Short task:
Count every line that has the word "Contains" in it; give no more than the number.
Start of Input material
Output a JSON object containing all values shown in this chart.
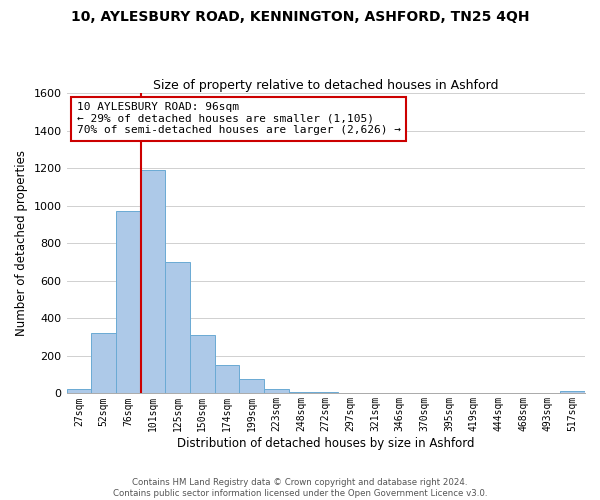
{
  "title": "10, AYLESBURY ROAD, KENNINGTON, ASHFORD, TN25 4QH",
  "subtitle": "Size of property relative to detached houses in Ashford",
  "xlabel": "Distribution of detached houses by size in Ashford",
  "ylabel": "Number of detached properties",
  "bins": [
    "27sqm",
    "52sqm",
    "76sqm",
    "101sqm",
    "125sqm",
    "150sqm",
    "174sqm",
    "199sqm",
    "223sqm",
    "248sqm",
    "272sqm",
    "297sqm",
    "321sqm",
    "346sqm",
    "370sqm",
    "395sqm",
    "419sqm",
    "444sqm",
    "468sqm",
    "493sqm",
    "517sqm"
  ],
  "values": [
    25,
    320,
    970,
    1190,
    700,
    310,
    150,
    75,
    25,
    5,
    5,
    0,
    0,
    0,
    0,
    0,
    0,
    0,
    0,
    0,
    15
  ],
  "bar_color": "#adc9e8",
  "bar_edge_color": "#6aaad4",
  "vline_x_index": 3,
  "vline_color": "#cc0000",
  "annotation_title": "10 AYLESBURY ROAD: 96sqm",
  "annotation_line1": "← 29% of detached houses are smaller (1,105)",
  "annotation_line2": "70% of semi-detached houses are larger (2,626) →",
  "annotation_box_color": "#ffffff",
  "annotation_box_edge": "#cc0000",
  "ylim": [
    0,
    1600
  ],
  "yticks": [
    0,
    200,
    400,
    600,
    800,
    1000,
    1200,
    1400,
    1600
  ],
  "background_color": "#ffffff",
  "grid_color": "#d0d0d0",
  "footer_line1": "Contains HM Land Registry data © Crown copyright and database right 2024.",
  "footer_line2": "Contains public sector information licensed under the Open Government Licence v3.0."
}
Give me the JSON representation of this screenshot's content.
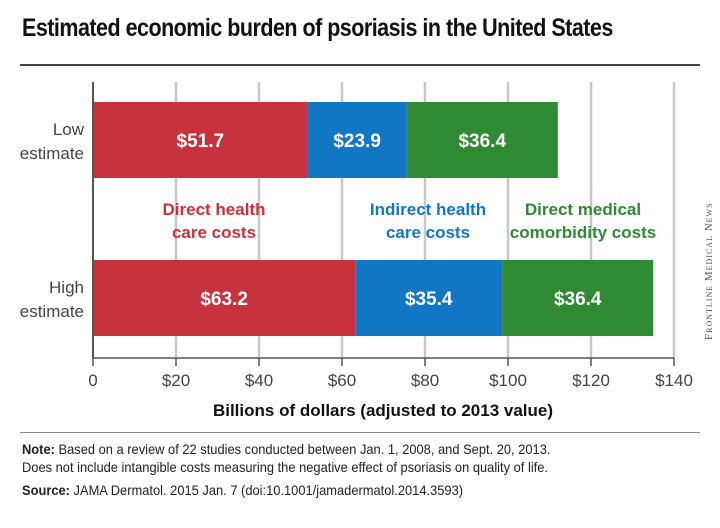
{
  "title": "Estimated economic burden of psoriasis in the United States",
  "note_label": "Note:",
  "note_line1": "Based on a review of 22 studies conducted between Jan. 1, 2008, and Sept. 20, 2013.",
  "note_line2": "Does not include intangible costs measuring the negative effect of psoriasis on quality of life.",
  "source_label": "Source:",
  "source_text": "JAMA Dermatol. 2015 Jan. 7 (doi:10.1001/jamadermatol.2014.3593)",
  "credit": "Frontline Medical News",
  "colors": {
    "direct": "#c8323c",
    "indirect": "#1177c4",
    "comorbidity": "#2f8a34",
    "grid": "#c8c8c8"
  },
  "chart_data": {
    "type": "bar",
    "orientation": "horizontal",
    "stacked": true,
    "categories": [
      "Low estimate",
      "High estimate"
    ],
    "category_lines": [
      [
        "Low",
        "estimate"
      ],
      [
        "High",
        "estimate"
      ]
    ],
    "series": [
      {
        "name": "Direct health care costs",
        "name_lines": [
          "Direct health",
          "care costs"
        ],
        "key": "direct",
        "values": [
          51.7,
          63.2
        ],
        "labels": [
          "$51.7",
          "$63.2"
        ]
      },
      {
        "name": "Indirect health care costs",
        "name_lines": [
          "Indirect health",
          "care costs"
        ],
        "key": "indirect",
        "values": [
          23.9,
          35.4
        ],
        "labels": [
          "$23.9",
          "$35.4"
        ]
      },
      {
        "name": "Direct medical comorbidity costs",
        "name_lines": [
          "Direct medical",
          "comorbidity costs"
        ],
        "key": "comorbidity",
        "values": [
          36.4,
          36.4
        ],
        "labels": [
          "$36.4",
          "$36.4"
        ]
      }
    ],
    "xlabel": "Billions of dollars (adjusted to 2013 value)",
    "xlim": [
      0,
      140
    ],
    "xticks": [
      0,
      20,
      40,
      60,
      80,
      100,
      120,
      140
    ],
    "xtick_labels": [
      "0",
      "$20",
      "$40",
      "$60",
      "$80",
      "$100",
      "$120",
      "$140"
    ],
    "grid": true,
    "legend": "inline-between-bars"
  }
}
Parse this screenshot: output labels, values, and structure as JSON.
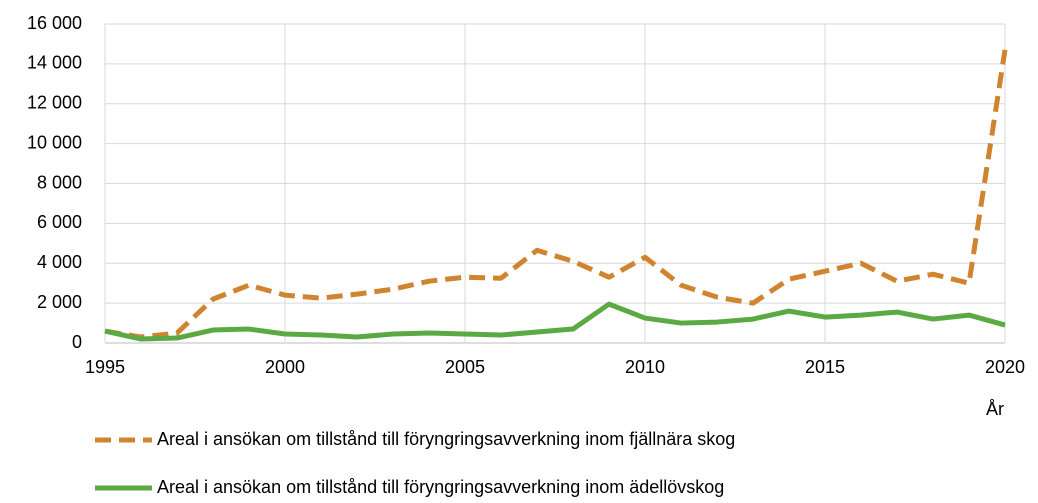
{
  "chart_data": {
    "type": "line",
    "x_label": "År",
    "x": [
      1995,
      1996,
      1997,
      1998,
      1999,
      2000,
      2001,
      2002,
      2003,
      2004,
      2005,
      2006,
      2007,
      2008,
      2009,
      2010,
      2011,
      2012,
      2013,
      2014,
      2015,
      2016,
      2017,
      2018,
      2019,
      2020
    ],
    "xlim": [
      1995,
      2020
    ],
    "xticks": [
      1995,
      2000,
      2005,
      2010,
      2015,
      2020
    ],
    "ylim": [
      0,
      16000
    ],
    "yticks": [
      0,
      {
        "value": 2000,
        "label": "2 000"
      },
      {
        "value": 4000,
        "label": "4 000"
      },
      {
        "value": 6000,
        "label": "6 000"
      },
      {
        "value": 8000,
        "label": "8 000"
      },
      {
        "value": 10000,
        "label": "10 000"
      },
      {
        "value": 12000,
        "label": "12 000"
      },
      {
        "value": 14000,
        "label": "14 000"
      },
      {
        "value": 16000,
        "label": "16 000"
      }
    ],
    "grid": true,
    "legend": "bottom",
    "series": [
      {
        "name": "Areal i ansökan om tillstånd till föryngringsavverkning inom fjällnära skog",
        "color": "#d0842f",
        "dashed": true,
        "values": [
          600,
          300,
          500,
          2200,
          2900,
          2400,
          2250,
          2450,
          2700,
          3100,
          3300,
          3250,
          4650,
          4100,
          3300,
          4300,
          2900,
          2300,
          2000,
          3200,
          3600,
          4000,
          3100,
          3450,
          3000,
          14700
        ]
      },
      {
        "name": "Areal i ansökan om tillstånd till föryngringsavverkning inom ädellövskog",
        "color": "#5aa943",
        "dashed": false,
        "values": [
          600,
          200,
          250,
          650,
          700,
          450,
          400,
          300,
          450,
          500,
          450,
          400,
          550,
          700,
          1950,
          1250,
          1000,
          1050,
          1200,
          1600,
          1300,
          1400,
          1550,
          1200,
          1400,
          900
        ]
      }
    ]
  }
}
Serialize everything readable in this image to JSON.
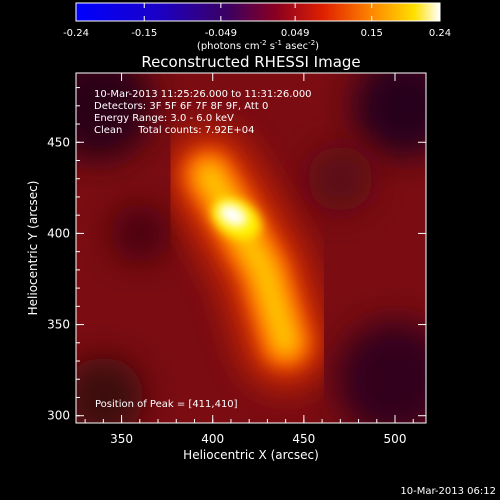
{
  "chart_data": {
    "type": "heatmap",
    "title": "Reconstructed RHESSI Image",
    "colorbar": {
      "ticks": [
        "-0.24",
        "-0.15",
        "-0.049",
        "0.049",
        "0.15",
        "0.24"
      ],
      "range": [
        -0.24,
        0.24
      ],
      "unit_prefix": "(photons cm",
      "unit_exp1": "-2",
      "unit_mid": " s",
      "unit_exp2": "-1",
      "unit_mid2": " asec",
      "unit_exp3": "-2",
      "unit_suffix": ")"
    },
    "xlabel": "Heliocentric X (arcsec)",
    "ylabel": "Heliocentric Y (arcsec)",
    "xlim": [
      325,
      517
    ],
    "ylim": [
      296,
      488
    ],
    "xticks": [
      "350",
      "400",
      "450",
      "500"
    ],
    "yticks": [
      "300",
      "350",
      "400",
      "450"
    ],
    "annotations": [
      "10-Mar-2013 11:25:26.000 to 11:31:26.000",
      "Detectors: 3F 5F 6F 7F 8F 9F, Att 0",
      "Energy Range: 3.0 - 6.0 keV",
      "Clean     Total counts: 7.92E+04"
    ],
    "peak_label": "Position of Peak = [411,410]",
    "peak": [
      411,
      410
    ],
    "peak_value": 0.24,
    "source": {
      "ridge": [
        [
          440,
          340
        ],
        [
          428,
          380
        ],
        [
          411,
          410
        ],
        [
          398,
          432
        ]
      ],
      "ridge_values": [
        0.13,
        0.17,
        0.24,
        0.16
      ],
      "background": 0.06
    },
    "colors": {
      "frame": "#ffffff",
      "low": "#0000ff",
      "mid": "#3d005a",
      "high": "#ffffff"
    }
  },
  "footer": {
    "timestamp": "10-Mar-2013 06:12"
  }
}
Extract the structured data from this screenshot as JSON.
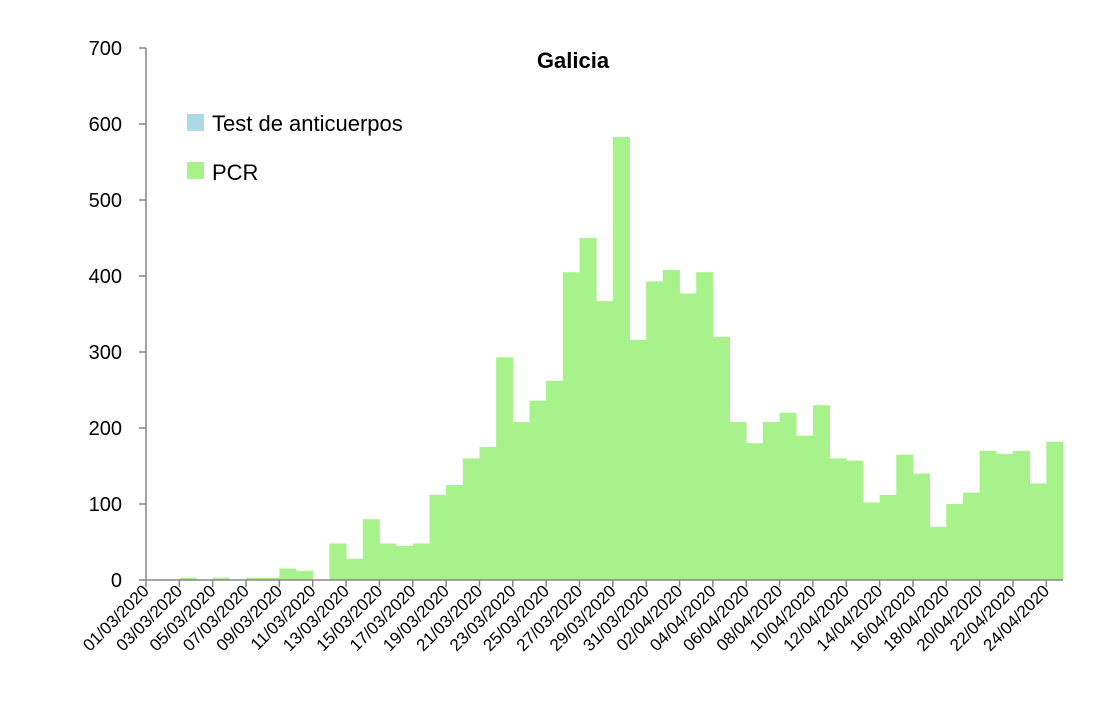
{
  "chart_data": {
    "type": "bar",
    "title": "Galicia",
    "xlabel": "",
    "ylabel": "",
    "ylim": [
      0,
      700
    ],
    "yticks": [
      0,
      100,
      200,
      300,
      400,
      500,
      600,
      700
    ],
    "legend_position": "top-left",
    "grid": false,
    "x_tick_labels": [
      "01/03/2020",
      "03/03/2020",
      "05/03/2020",
      "07/03/2020",
      "09/03/2020",
      "11/03/2020",
      "13/03/2020",
      "15/03/2020",
      "17/03/2020",
      "19/03/2020",
      "21/03/2020",
      "23/03/2020",
      "25/03/2020",
      "27/03/2020",
      "29/03/2020",
      "31/03/2020",
      "02/04/2020",
      "04/04/2020",
      "06/04/2020",
      "08/04/2020",
      "10/04/2020",
      "12/04/2020",
      "14/04/2020",
      "16/04/2020",
      "18/04/2020",
      "20/04/2020",
      "22/04/2020",
      "24/04/2020"
    ],
    "categories": [
      "01/03/2020",
      "02/03/2020",
      "03/03/2020",
      "04/03/2020",
      "05/03/2020",
      "06/03/2020",
      "07/03/2020",
      "08/03/2020",
      "09/03/2020",
      "10/03/2020",
      "11/03/2020",
      "12/03/2020",
      "13/03/2020",
      "14/03/2020",
      "15/03/2020",
      "16/03/2020",
      "17/03/2020",
      "18/03/2020",
      "19/03/2020",
      "20/03/2020",
      "21/03/2020",
      "22/03/2020",
      "23/03/2020",
      "24/03/2020",
      "25/03/2020",
      "26/03/2020",
      "27/03/2020",
      "28/03/2020",
      "29/03/2020",
      "30/03/2020",
      "31/03/2020",
      "01/04/2020",
      "02/04/2020",
      "03/04/2020",
      "04/04/2020",
      "05/04/2020",
      "06/04/2020",
      "07/04/2020",
      "08/04/2020",
      "09/04/2020",
      "10/04/2020",
      "11/04/2020",
      "12/04/2020",
      "13/04/2020",
      "14/04/2020",
      "15/04/2020",
      "16/04/2020",
      "17/04/2020",
      "18/04/2020",
      "19/04/2020",
      "20/04/2020",
      "21/04/2020",
      "22/04/2020",
      "23/04/2020",
      "24/04/2020"
    ],
    "series": [
      {
        "name": "Test de anticuerpos",
        "color": "#add8e6",
        "values": [
          0,
          0,
          0,
          0,
          0,
          0,
          0,
          0,
          0,
          0,
          0,
          0,
          0,
          0,
          0,
          0,
          0,
          0,
          0,
          0,
          0,
          0,
          0,
          0,
          0,
          0,
          0,
          0,
          0,
          0,
          0,
          0,
          0,
          0,
          0,
          0,
          0,
          0,
          0,
          0,
          0,
          0,
          0,
          0,
          0,
          0,
          0,
          0,
          0,
          0,
          0,
          0,
          0,
          0,
          0
        ]
      },
      {
        "name": "PCR",
        "color": "#a8f28c",
        "values": [
          0,
          0,
          3,
          0,
          3,
          0,
          3,
          3,
          15,
          12,
          0,
          48,
          28,
          80,
          48,
          45,
          48,
          112,
          125,
          160,
          175,
          293,
          208,
          236,
          262,
          405,
          450,
          367,
          583,
          316,
          393,
          408,
          377,
          405,
          320,
          208,
          180,
          208,
          220,
          190,
          230,
          160,
          157,
          102,
          112,
          165,
          140,
          70,
          100,
          115,
          170,
          166,
          170,
          127,
          182
        ]
      }
    ]
  }
}
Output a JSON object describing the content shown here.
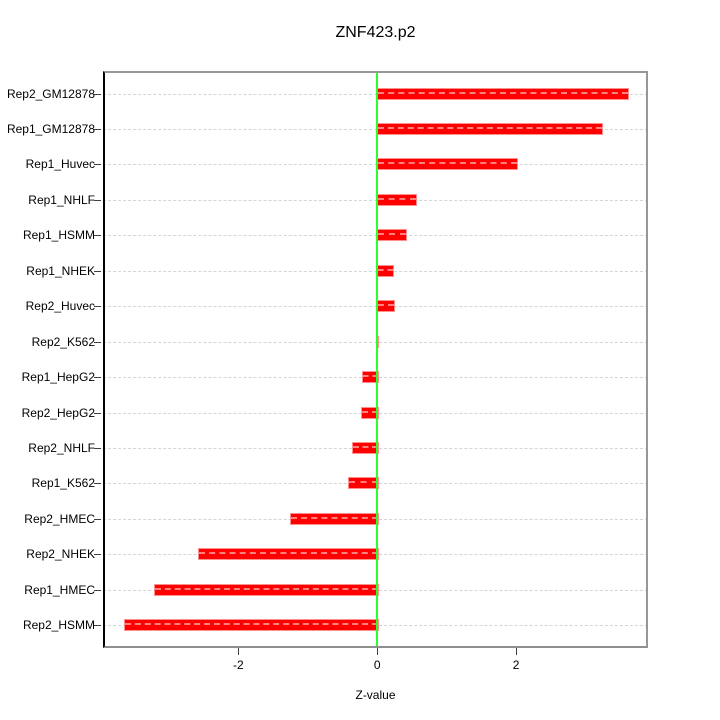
{
  "chart_data": {
    "type": "bar",
    "orientation": "horizontal",
    "title": "ZNF423.p2",
    "xlabel": "Z-value",
    "categories": [
      "Rep2_GM12878",
      "Rep1_GM12878",
      "Rep1_Huvec",
      "Rep1_NHLF",
      "Rep1_HSMM",
      "Rep1_NHEK",
      "Rep2_Huvec",
      "Rep2_K562",
      "Rep1_HepG2",
      "Rep2_HepG2",
      "Rep2_NHLF",
      "Rep1_K562",
      "Rep2_HMEC",
      "Rep2_NHEK",
      "Rep1_HMEC",
      "Rep2_HSMM"
    ],
    "values": [
      3.6,
      3.23,
      2.0,
      0.54,
      0.4,
      0.21,
      0.22,
      -0.02,
      -0.22,
      -0.23,
      -0.37,
      -0.42,
      -1.25,
      -2.58,
      -3.21,
      -3.65
    ],
    "xlim": [
      -3.95,
      3.9
    ],
    "xticks": [
      -2,
      0,
      2
    ],
    "grid": "dashed-horizontal-per-category",
    "legend": "none",
    "style": {
      "bar_color": "#ff0000",
      "bar_border_color": "#ff9090",
      "bar_dash_overlay": "rgba(255,255,255,0.5)",
      "zero_line_color": "#2cfe2c",
      "grid_color": "#d5d5d5",
      "box_color": "#979797",
      "axis_color": "#000000",
      "background": "#ffffff"
    }
  }
}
End of Input material
Task response:
2